Work instructions:
Give the data below again exactly as written, without its pictures.

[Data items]
________________________

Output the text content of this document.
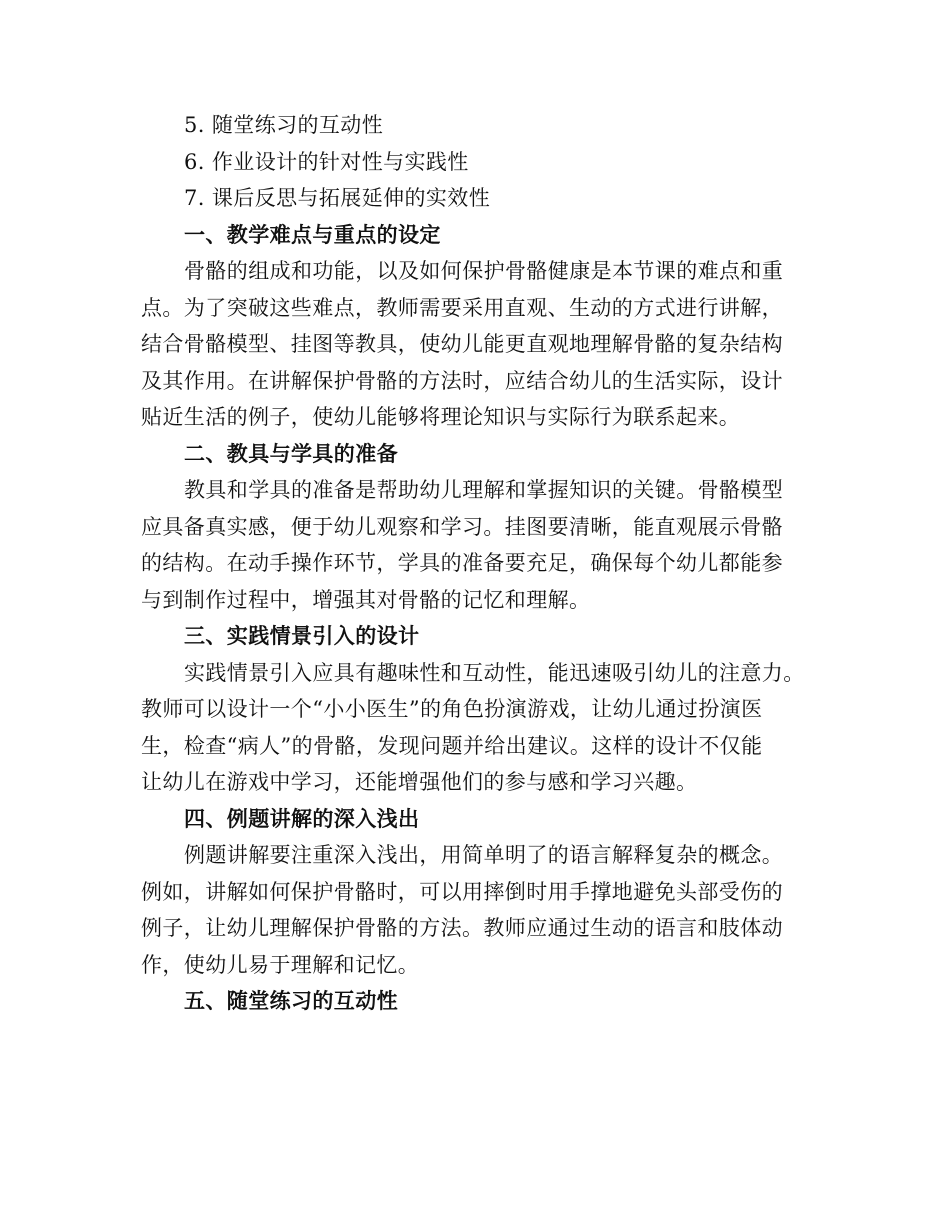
5. 随堂练习的互动性
6. 作业设计的针对性与实践性
7. 课后反思与拓展延伸的实效性
一、教学难点与重点的设定
骨骼的组成和功能，以及如何保护骨骼健康是本节课的难点和重
点。为了突破这些难点，教师需要采用直观、生动的方式进行讲解，
结合骨骼模型、挂图等教具，使幼儿能更直观地理解骨骼的复杂结构
及其作用。在讲解保护骨骼的方法时，应结合幼儿的生活实际，设计
贴近生活的例子，使幼儿能够将理论知识与实际行为联系起来。
二、教具与学具的准备
教具和学具的准备是帮助幼儿理解和掌握知识的关键。骨骼模型
应具备真实感，便于幼儿观察和学习。挂图要清晰，能直观展示骨骼
的结构。在动手操作环节，学具的准备要充足，确保每个幼儿都能参
与到制作过程中，增强其对骨骼的记忆和理解。
三、实践情景引入的设计
实践情景引入应具有趣味性和互动性，能迅速吸引幼儿的注意力。
教师可以设计一个“小小医生”的角色扮演游戏，让幼儿通过扮演医
生，检查“病人”的骨骼，发现问题并给出建议。这样的设计不仅能
让幼儿在游戏中学习，还能增强他们的参与感和学习兴趣。
四、例题讲解的深入浅出
例题讲解要注重深入浅出，用简单明了的语言解释复杂的概念。
例如，讲解如何保护骨骼时，可以用摔倒时用手撑地避免头部受伤的
例子，让幼儿理解保护骨骼的方法。教师应通过生动的语言和肢体动
作，使幼儿易于理解和记忆。
五、随堂练习的互动性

________________________

The result:
Output the text content of this document.
5. 随堂练习的互动性
6. 作业设计的针对性与实践性
7. 课后反思与拓展延伸的实效性
一、教学难点与重点的设定
骨骼的组成和功能，以及如何保护骨骼健康是本节课的难点和重
点。为了突破这些难点，教师需要采用直观、生动的方式进行讲解，
结合骨骼模型、挂图等教具，使幼儿能更直观地理解骨骼的复杂结构
及其作用。在讲解保护骨骼的方法时，应结合幼儿的生活实际，设计
贴近生活的例子，使幼儿能够将理论知识与实际行为联系起来。
二、教具与学具的准备
教具和学具的准备是帮助幼儿理解和掌握知识的关键。骨骼模型
应具备真实感，便于幼儿观察和学习。挂图要清晰，能直观展示骨骼
的结构。在动手操作环节，学具的准备要充足，确保每个幼儿都能参
与到制作过程中，增强其对骨骼的记忆和理解。
三、实践情景引入的设计
实践情景引入应具有趣味性和互动性，能迅速吸引幼儿的注意力。
教师可以设计一个“小小医生”的角色扮演游戏，让幼儿通过扮演医
生，检查“病人”的骨骼，发现问题并给出建议。这样的设计不仅能
让幼儿在游戏中学习，还能增强他们的参与感和学习兴趣。
四、例题讲解的深入浅出
例题讲解要注重深入浅出，用简单明了的语言解释复杂的概念。
例如，讲解如何保护骨骼时，可以用摔倒时用手撑地避免头部受伤的
例子，让幼儿理解保护骨骼的方法。教师应通过生动的语言和肢体动
作，使幼儿易于理解和记忆。
五、随堂练习的互动性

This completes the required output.